Short exercise: The listing below should be written out exactly; please include all of it.

Stored data:

════════════════════

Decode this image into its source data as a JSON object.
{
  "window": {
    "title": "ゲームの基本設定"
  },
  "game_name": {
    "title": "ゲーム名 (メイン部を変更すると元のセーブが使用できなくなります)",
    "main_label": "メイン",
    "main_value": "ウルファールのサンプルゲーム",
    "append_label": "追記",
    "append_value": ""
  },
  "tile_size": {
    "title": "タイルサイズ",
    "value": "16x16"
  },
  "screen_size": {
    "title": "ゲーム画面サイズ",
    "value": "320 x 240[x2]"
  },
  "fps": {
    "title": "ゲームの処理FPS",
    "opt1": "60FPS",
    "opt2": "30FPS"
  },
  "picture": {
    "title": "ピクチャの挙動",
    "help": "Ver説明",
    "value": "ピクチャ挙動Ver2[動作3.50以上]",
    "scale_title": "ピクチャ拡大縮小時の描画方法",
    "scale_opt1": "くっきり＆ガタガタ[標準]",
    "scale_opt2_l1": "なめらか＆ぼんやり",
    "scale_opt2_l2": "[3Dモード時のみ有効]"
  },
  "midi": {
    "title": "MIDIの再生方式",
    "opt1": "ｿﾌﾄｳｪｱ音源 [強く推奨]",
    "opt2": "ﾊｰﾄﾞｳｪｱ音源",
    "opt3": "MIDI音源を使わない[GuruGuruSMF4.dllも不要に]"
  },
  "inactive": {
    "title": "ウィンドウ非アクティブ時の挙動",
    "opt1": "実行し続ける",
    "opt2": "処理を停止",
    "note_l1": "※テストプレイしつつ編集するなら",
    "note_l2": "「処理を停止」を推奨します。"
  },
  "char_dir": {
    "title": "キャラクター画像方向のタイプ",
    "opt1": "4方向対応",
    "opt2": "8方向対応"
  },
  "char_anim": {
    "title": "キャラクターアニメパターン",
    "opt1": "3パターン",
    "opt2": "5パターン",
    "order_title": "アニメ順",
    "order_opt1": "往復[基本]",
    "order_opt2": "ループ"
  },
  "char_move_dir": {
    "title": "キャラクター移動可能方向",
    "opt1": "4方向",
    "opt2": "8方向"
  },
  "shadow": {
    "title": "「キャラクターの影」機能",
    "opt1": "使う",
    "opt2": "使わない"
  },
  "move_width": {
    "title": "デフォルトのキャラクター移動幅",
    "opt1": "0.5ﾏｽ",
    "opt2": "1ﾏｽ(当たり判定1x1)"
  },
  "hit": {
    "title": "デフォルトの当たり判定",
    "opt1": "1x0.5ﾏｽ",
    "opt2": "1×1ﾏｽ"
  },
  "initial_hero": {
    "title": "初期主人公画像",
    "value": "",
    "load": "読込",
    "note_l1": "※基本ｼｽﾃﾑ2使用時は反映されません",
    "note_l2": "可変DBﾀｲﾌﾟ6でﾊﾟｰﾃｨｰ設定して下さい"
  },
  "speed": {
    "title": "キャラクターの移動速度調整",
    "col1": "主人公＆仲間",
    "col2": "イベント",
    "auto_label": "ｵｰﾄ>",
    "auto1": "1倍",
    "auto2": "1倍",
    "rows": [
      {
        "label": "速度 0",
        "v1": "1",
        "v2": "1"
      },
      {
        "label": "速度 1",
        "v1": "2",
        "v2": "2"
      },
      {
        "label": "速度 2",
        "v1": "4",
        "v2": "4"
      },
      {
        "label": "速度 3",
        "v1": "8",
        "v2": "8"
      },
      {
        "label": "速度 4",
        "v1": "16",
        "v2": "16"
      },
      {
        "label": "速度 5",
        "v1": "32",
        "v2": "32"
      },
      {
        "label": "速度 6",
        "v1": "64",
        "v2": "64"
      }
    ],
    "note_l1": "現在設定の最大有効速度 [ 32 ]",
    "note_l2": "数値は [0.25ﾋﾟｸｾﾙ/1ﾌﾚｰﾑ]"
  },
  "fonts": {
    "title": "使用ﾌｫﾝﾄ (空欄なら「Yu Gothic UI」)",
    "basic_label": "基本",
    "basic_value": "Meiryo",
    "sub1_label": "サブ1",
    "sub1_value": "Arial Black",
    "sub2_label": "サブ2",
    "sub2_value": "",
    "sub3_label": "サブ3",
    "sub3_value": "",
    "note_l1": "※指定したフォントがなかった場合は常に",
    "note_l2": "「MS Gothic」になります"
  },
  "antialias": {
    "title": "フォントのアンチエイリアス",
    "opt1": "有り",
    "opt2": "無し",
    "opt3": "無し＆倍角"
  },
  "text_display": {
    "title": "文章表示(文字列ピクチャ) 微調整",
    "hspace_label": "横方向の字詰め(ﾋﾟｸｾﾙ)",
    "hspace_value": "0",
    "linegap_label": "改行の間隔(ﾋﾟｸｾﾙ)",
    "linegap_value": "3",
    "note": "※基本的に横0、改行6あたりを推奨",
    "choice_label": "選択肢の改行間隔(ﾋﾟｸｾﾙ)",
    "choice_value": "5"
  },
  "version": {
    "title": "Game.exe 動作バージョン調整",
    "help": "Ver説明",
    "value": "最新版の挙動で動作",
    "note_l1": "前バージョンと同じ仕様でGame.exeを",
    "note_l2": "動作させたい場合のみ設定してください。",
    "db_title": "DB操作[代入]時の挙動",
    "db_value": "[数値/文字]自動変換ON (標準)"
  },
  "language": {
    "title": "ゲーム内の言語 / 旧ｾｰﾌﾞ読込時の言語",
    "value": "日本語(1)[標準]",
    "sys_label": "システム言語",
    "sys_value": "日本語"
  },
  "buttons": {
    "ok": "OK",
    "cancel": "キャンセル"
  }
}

════════════════════

Finished answer:
Decode this image into its source data as a JSON object.
{
  "window": {
    "title": "ゲームの基本設定"
  },
  "game_name": {
    "title": "ゲーム名 (メイン部を変更すると元のセーブが使用できなくなります)",
    "main_label": "メイン",
    "main_value": "ウルファールのサンプルゲーム",
    "append_label": "追記",
    "append_value": ""
  },
  "tile_size": {
    "title": "タイルサイズ",
    "value": "16x16"
  },
  "screen_size": {
    "title": "ゲーム画面サイズ",
    "value": "320 x 240[x2]"
  },
  "fps": {
    "title": "ゲームの処理FPS",
    "opt1": "60FPS",
    "opt2": "30FPS"
  },
  "picture": {
    "title": "ピクチャの挙動",
    "help": "Ver説明",
    "value": "ピクチャ挙動Ver2[動作3.50以上]",
    "scale_title": "ピクチャ拡大縮小時の描画方法",
    "scale_opt1": "くっきり＆ガタガタ[標準]",
    "scale_opt2_l1": "なめらか＆ぼんやり",
    "scale_opt2_l2": "[3Dモード時のみ有効]"
  },
  "midi": {
    "title": "MIDIの再生方式",
    "opt1": "ｿﾌﾄｳｪｱ音源 [強く推奨]",
    "opt2": "ﾊｰﾄﾞｳｪｱ音源",
    "opt3": "MIDI音源を使わない[GuruGuruSMF4.dllも不要に]"
  },
  "inactive": {
    "title": "ウィンドウ非アクティブ時の挙動",
    "opt1": "実行し続ける",
    "opt2": "処理を停止",
    "note_l1": "※テストプレイしつつ編集するなら",
    "note_l2": "「処理を停止」を推奨します。"
  },
  "char_dir": {
    "title": "キャラクター画像方向のタイプ",
    "opt1": "4方向対応",
    "opt2": "8方向対応"
  },
  "char_anim": {
    "title": "キャラクターアニメパターン",
    "opt1": "3パターン",
    "opt2": "5パターン",
    "order_title": "アニメ順",
    "order_opt1": "往復[基本]",
    "order_opt2": "ループ"
  },
  "char_move_dir": {
    "title": "キャラクター移動可能方向",
    "opt1": "4方向",
    "opt2": "8方向"
  },
  "shadow": {
    "title": "「キャラクターの影」機能",
    "opt1": "使う",
    "opt2": "使わない"
  },
  "move_width": {
    "title": "デフォルトのキャラクター移動幅",
    "opt1": "0.5ﾏｽ",
    "opt2": "1ﾏｽ(当たり判定1x1)"
  },
  "hit": {
    "title": "デフォルトの当たり判定",
    "opt1": "1x0.5ﾏｽ",
    "opt2": "1×1ﾏｽ"
  },
  "initial_hero": {
    "title": "初期主人公画像",
    "value": "",
    "load": "読込",
    "note_l1": "※基本ｼｽﾃﾑ2使用時は反映されません",
    "note_l2": "可変DBﾀｲﾌﾟ6でﾊﾟｰﾃｨｰ設定して下さい"
  },
  "speed": {
    "title": "キャラクターの移動速度調整",
    "col1": "主人公＆仲間",
    "col2": "イベント",
    "auto_label": "ｵｰﾄ>",
    "auto1": "1倍",
    "auto2": "1倍",
    "rows": [
      {
        "label": "速度 0",
        "v1": "1",
        "v2": "1"
      },
      {
        "label": "速度 1",
        "v1": "2",
        "v2": "2"
      },
      {
        "label": "速度 2",
        "v1": "4",
        "v2": "4"
      },
      {
        "label": "速度 3",
        "v1": "8",
        "v2": "8"
      },
      {
        "label": "速度 4",
        "v1": "16",
        "v2": "16"
      },
      {
        "label": "速度 5",
        "v1": "32",
        "v2": "32"
      },
      {
        "label": "速度 6",
        "v1": "64",
        "v2": "64"
      }
    ],
    "note_l1": "現在設定の最大有効速度 [ 32 ]",
    "note_l2": "数値は [0.25ﾋﾟｸｾﾙ/1ﾌﾚｰﾑ]"
  },
  "fonts": {
    "title": "使用ﾌｫﾝﾄ (空欄なら「Yu Gothic UI」)",
    "basic_label": "基本",
    "basic_value": "Meiryo",
    "sub1_label": "サブ1",
    "sub1_value": "Arial Black",
    "sub2_label": "サブ2",
    "sub2_value": "",
    "sub3_label": "サブ3",
    "sub3_value": "",
    "note_l1": "※指定したフォントがなかった場合は常に",
    "note_l2": "「MS Gothic」になります"
  },
  "antialias": {
    "title": "フォントのアンチエイリアス",
    "opt1": "有り",
    "opt2": "無し",
    "opt3": "無し＆倍角"
  },
  "text_display": {
    "title": "文章表示(文字列ピクチャ) 微調整",
    "hspace_label": "横方向の字詰め(ﾋﾟｸｾﾙ)",
    "hspace_value": "0",
    "linegap_label": "改行の間隔(ﾋﾟｸｾﾙ)",
    "linegap_value": "3",
    "note": "※基本的に横0、改行6あたりを推奨",
    "choice_label": "選択肢の改行間隔(ﾋﾟｸｾﾙ)",
    "choice_value": "5"
  },
  "version": {
    "title": "Game.exe 動作バージョン調整",
    "help": "Ver説明",
    "value": "最新版の挙動で動作",
    "note_l1": "前バージョンと同じ仕様でGame.exeを",
    "note_l2": "動作させたい場合のみ設定してください。",
    "db_title": "DB操作[代入]時の挙動",
    "db_value": "[数値/文字]自動変換ON (標準)"
  },
  "language": {
    "title": "ゲーム内の言語 / 旧ｾｰﾌﾞ読込時の言語",
    "value": "日本語(1)[標準]",
    "sys_label": "システム言語",
    "sys_value": "日本語"
  },
  "buttons": {
    "ok": "OK",
    "cancel": "キャンセル"
  }
}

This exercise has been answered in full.